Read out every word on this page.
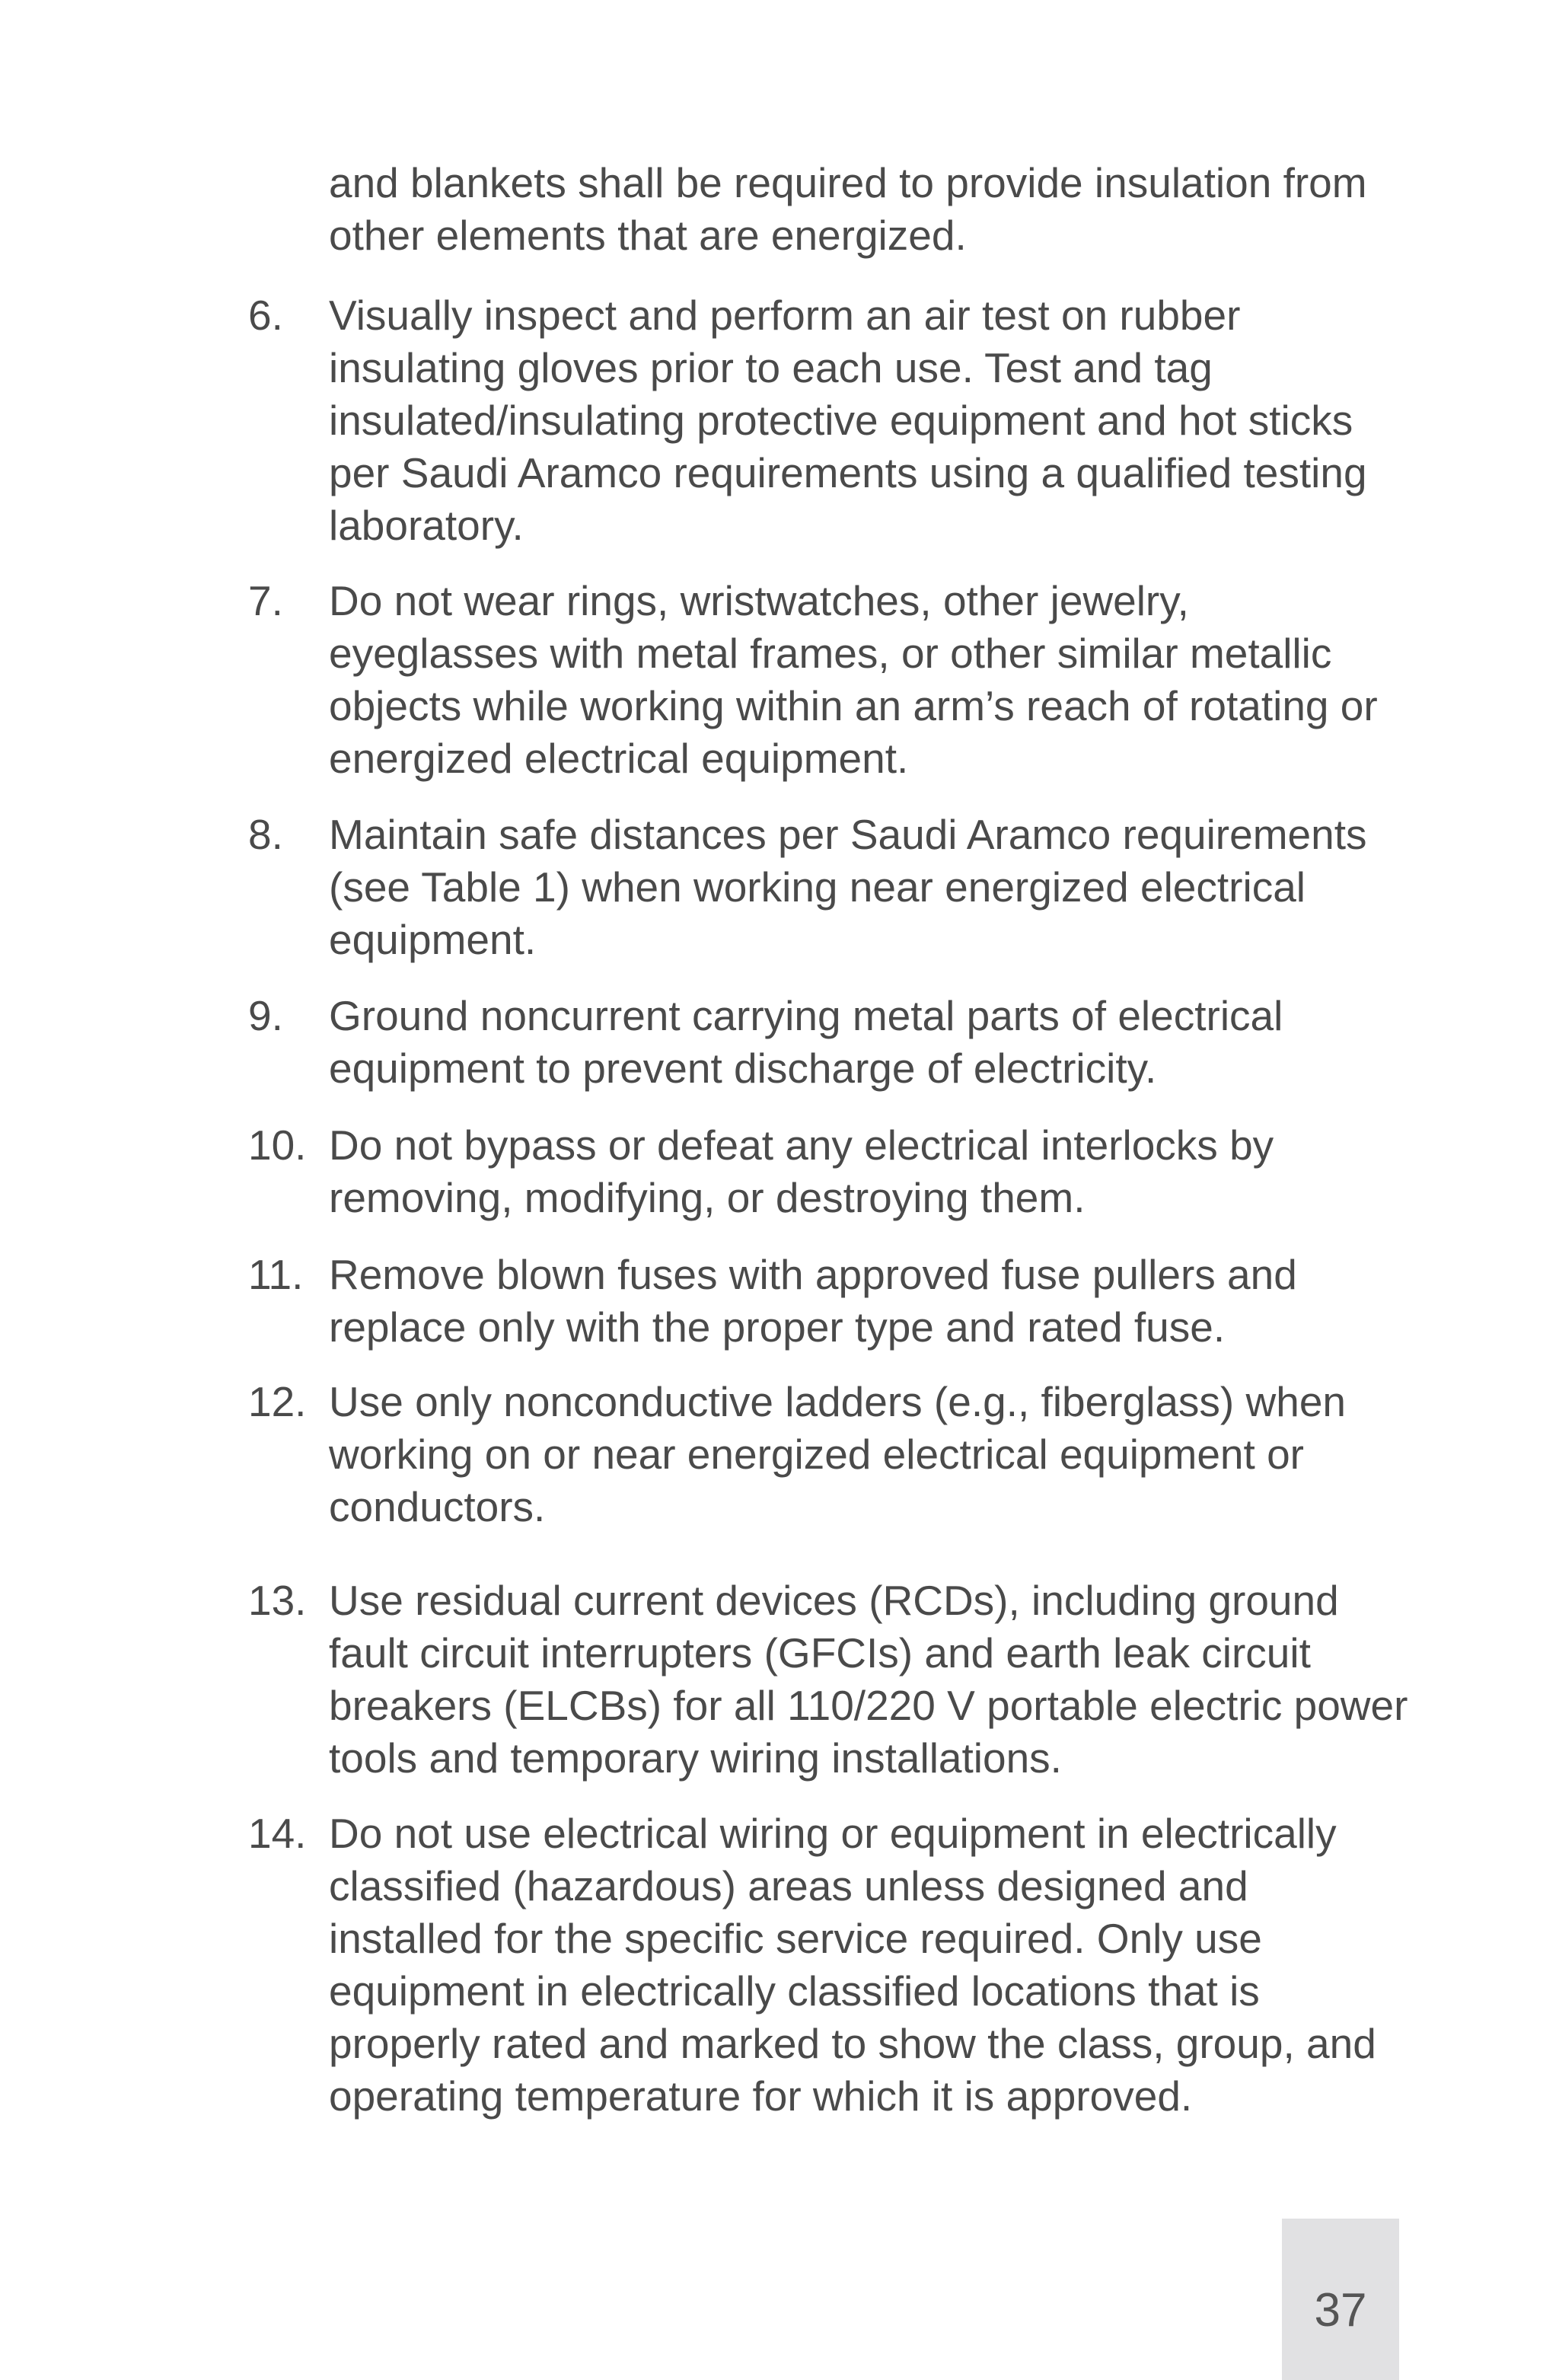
and blankets shall be required to provide insulation from other elements that are energized.
6.	Visually inspect and perform an air test on rubber insulating gloves prior to each use. Test and tag insulated/insulating protective equipment and hot sticks per Saudi Aramco requirements using a qualified testing laboratory.
7.	Do not wear rings, wristwatches, other jewelry, eyeglasses with metal frames, or other similar metallic objects while working within an arm’s reach of rotating or energized electrical equipment.
8.	Maintain safe distances per Saudi Aramco requirements (see Table 1) when working near energized electrical equipment.
9.	Ground noncurrent carrying metal parts of electrical equipment to prevent discharge of electricity.
10. Do not bypass or defeat any electrical interlocks by removing, modifying, or destroying them.
11. Remove blown fuses with approved fuse pullers and replace only with the proper type and rated fuse.
12. Use only nonconductive ladders (e.g., fiberglass) when working on or near energized electrical equipment or conductors.
13. Use residual current devices (RCDs), including ground fault circuit interrupters (GFCIs) and earth leak circuit breakers (ELCBs) for all 110/220 V portable electric power tools and temporary wiring installations.
14. Do not use electrical wiring or equipment in electrically classified (hazardous) areas unless designed and installed for the specific service required. Only use equipment in electrically classified locations that is properly rated and marked to show the class, group, and operating temperature for which it is approved.
37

-*-*-

Given request:
Using the entries above, find all lines with "that". Copy them.

Written answer:
and blankets shall be required to provide insulation from other elements that are energized.
14. Do not use electrical wiring or equipment in electrically classified (hazardous) areas unless designed and installed for the specific service required. Only use equipment in electrically classified locations that is properly rated and marked to show the class, group, and operating temperature for which it is approved.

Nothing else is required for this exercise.